WHAT YOU NEED TO DO » Scan the entries below for the word "terror". Copy each line that has it.

DATA PROVIDED »
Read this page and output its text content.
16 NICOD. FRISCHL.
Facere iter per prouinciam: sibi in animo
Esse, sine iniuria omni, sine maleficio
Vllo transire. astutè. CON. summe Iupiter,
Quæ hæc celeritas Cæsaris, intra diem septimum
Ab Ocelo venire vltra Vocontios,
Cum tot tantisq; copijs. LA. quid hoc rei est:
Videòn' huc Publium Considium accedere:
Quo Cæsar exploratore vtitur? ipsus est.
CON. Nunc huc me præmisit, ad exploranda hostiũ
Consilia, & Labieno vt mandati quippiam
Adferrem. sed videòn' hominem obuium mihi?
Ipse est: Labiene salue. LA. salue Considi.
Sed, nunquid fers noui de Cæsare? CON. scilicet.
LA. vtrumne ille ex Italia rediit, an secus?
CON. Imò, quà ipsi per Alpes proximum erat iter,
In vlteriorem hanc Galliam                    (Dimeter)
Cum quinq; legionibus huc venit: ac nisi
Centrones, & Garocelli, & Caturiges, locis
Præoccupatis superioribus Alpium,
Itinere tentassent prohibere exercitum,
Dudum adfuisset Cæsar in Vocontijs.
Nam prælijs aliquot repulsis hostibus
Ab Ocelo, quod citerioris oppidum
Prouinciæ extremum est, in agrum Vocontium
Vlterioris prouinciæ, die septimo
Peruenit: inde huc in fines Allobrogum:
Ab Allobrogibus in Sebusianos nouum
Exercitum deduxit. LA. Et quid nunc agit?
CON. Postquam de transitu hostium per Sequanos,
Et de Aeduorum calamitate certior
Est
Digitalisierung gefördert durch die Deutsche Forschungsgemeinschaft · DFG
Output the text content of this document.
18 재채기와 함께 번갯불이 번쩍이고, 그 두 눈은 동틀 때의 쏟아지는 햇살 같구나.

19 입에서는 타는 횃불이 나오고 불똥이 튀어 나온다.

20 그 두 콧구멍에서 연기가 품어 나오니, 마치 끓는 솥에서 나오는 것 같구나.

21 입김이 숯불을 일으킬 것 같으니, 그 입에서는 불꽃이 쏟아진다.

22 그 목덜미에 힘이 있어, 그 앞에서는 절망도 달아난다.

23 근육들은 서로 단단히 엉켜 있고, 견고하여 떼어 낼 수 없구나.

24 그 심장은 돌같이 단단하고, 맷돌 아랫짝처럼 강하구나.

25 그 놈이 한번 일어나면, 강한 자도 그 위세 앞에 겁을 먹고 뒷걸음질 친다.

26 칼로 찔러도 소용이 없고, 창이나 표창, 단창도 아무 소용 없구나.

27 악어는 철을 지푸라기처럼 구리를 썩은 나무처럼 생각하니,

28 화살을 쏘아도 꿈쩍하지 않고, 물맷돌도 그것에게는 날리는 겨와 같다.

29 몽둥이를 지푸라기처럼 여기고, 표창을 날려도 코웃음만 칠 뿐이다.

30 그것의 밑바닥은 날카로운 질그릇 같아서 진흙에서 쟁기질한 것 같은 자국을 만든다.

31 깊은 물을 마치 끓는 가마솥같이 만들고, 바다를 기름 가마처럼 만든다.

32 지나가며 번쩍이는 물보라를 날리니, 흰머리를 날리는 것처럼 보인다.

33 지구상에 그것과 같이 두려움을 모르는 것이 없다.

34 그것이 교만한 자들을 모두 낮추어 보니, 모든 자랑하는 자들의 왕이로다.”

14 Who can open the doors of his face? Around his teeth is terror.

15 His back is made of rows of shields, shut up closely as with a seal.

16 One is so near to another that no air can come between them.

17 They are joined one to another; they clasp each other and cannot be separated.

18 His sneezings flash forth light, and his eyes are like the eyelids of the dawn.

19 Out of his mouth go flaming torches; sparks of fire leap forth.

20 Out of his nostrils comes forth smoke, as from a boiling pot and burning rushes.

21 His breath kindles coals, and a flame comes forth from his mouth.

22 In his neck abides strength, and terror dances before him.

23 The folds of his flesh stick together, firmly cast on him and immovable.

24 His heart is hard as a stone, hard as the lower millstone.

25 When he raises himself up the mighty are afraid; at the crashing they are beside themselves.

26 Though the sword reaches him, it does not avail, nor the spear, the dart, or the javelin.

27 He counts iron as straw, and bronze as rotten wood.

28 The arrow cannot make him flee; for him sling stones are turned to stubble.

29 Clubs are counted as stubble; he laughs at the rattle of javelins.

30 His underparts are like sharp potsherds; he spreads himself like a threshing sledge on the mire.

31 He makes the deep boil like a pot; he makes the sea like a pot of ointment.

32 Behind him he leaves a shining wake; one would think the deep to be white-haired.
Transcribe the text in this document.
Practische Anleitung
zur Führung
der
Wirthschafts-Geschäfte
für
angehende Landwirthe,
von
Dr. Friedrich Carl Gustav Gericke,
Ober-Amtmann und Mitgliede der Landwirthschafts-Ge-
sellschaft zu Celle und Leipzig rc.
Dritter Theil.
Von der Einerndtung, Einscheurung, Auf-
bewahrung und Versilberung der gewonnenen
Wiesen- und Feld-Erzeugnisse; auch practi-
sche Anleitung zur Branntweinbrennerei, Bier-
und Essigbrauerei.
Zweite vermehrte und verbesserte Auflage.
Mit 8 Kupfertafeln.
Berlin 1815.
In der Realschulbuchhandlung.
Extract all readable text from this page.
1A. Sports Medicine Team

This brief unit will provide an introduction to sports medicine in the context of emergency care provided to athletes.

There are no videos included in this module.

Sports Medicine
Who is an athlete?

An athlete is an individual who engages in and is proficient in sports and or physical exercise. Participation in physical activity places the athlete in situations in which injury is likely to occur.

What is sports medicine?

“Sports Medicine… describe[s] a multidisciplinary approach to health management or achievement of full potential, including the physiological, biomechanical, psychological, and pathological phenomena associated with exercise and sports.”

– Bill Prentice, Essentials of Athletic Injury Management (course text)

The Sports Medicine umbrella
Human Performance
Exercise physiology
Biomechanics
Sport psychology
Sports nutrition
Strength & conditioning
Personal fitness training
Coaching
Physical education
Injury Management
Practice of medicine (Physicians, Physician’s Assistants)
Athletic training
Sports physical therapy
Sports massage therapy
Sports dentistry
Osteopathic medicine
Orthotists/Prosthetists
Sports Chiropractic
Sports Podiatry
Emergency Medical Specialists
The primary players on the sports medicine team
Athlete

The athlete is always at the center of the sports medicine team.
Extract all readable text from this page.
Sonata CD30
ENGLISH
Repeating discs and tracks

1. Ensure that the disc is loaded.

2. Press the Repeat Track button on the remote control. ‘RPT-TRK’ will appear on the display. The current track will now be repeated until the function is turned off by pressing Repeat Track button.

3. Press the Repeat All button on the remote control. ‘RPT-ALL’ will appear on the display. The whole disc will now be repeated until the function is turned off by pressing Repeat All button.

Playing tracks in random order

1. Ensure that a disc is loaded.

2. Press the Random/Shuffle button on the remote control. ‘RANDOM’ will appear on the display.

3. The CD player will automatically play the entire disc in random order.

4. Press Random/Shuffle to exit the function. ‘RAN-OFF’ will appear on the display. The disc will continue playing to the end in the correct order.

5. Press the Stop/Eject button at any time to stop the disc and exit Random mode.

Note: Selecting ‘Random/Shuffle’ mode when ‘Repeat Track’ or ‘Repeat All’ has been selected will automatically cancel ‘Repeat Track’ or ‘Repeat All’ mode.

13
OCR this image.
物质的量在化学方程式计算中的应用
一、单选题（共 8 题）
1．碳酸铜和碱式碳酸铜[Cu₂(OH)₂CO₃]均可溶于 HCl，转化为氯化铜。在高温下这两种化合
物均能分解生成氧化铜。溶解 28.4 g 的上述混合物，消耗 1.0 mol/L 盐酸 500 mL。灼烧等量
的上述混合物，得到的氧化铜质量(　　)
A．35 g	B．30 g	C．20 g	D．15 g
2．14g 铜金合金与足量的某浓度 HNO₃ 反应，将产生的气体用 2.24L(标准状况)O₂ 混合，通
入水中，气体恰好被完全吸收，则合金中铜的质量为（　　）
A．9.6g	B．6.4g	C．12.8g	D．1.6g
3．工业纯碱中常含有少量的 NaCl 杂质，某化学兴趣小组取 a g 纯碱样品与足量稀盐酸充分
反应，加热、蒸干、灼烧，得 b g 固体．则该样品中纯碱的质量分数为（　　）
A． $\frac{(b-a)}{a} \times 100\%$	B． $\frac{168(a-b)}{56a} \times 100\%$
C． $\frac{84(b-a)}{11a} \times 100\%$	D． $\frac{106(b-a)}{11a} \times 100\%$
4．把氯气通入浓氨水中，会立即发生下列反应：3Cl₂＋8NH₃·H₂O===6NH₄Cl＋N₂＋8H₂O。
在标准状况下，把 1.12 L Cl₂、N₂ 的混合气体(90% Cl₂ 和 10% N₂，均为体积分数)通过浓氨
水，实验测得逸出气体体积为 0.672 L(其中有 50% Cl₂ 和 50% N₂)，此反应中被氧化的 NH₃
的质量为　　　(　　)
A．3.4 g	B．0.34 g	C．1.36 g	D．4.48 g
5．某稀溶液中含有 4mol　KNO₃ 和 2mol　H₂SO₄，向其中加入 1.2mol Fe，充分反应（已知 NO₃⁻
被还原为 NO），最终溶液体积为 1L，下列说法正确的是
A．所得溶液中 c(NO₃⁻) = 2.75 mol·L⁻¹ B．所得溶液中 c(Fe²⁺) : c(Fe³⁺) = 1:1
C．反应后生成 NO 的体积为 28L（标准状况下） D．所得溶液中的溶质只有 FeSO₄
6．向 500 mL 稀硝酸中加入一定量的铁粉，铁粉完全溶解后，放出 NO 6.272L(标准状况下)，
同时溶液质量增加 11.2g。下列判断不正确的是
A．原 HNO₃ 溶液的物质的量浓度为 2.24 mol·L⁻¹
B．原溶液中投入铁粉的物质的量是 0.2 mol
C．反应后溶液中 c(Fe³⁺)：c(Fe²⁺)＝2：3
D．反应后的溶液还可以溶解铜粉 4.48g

FULL RESPONSE »
14 Who can open the doors of his face? Around his teeth is terror.
22 In his neck abides strength, and terror dances before him.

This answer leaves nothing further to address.